## Problem:
Transcribe the listing that follows in full, omitting pictures.

** Start of Data for processing **

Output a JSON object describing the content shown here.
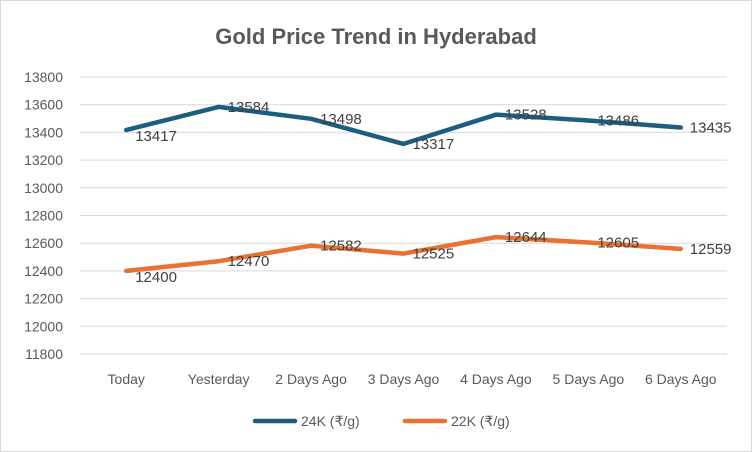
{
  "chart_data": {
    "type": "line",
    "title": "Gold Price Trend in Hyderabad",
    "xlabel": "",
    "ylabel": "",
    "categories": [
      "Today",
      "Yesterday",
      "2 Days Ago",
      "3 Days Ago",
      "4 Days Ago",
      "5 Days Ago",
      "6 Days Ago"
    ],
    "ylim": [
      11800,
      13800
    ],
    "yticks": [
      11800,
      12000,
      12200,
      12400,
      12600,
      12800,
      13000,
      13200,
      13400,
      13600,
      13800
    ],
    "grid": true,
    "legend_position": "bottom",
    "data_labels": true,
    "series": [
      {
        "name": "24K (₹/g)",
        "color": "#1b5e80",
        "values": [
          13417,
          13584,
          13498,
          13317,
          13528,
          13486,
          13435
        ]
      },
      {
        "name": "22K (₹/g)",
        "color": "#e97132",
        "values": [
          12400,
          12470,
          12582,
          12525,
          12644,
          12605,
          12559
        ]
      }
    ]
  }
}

** End of Data for processing **

## Solution below:
Output a JSON object describing the content shown here.
{
  "chart_data": {
    "type": "line",
    "title": "Gold Price Trend in Hyderabad",
    "xlabel": "",
    "ylabel": "",
    "categories": [
      "Today",
      "Yesterday",
      "2 Days Ago",
      "3 Days Ago",
      "4 Days Ago",
      "5 Days Ago",
      "6 Days Ago"
    ],
    "ylim": [
      11800,
      13800
    ],
    "yticks": [
      11800,
      12000,
      12200,
      12400,
      12600,
      12800,
      13000,
      13200,
      13400,
      13600,
      13800
    ],
    "grid": true,
    "legend_position": "bottom",
    "data_labels": true,
    "series": [
      {
        "name": "24K (₹/g)",
        "color": "#1b5e80",
        "values": [
          13417,
          13584,
          13498,
          13317,
          13528,
          13486,
          13435
        ]
      },
      {
        "name": "22K (₹/g)",
        "color": "#e97132",
        "values": [
          12400,
          12470,
          12582,
          12525,
          12644,
          12605,
          12559
        ]
      }
    ]
  }
}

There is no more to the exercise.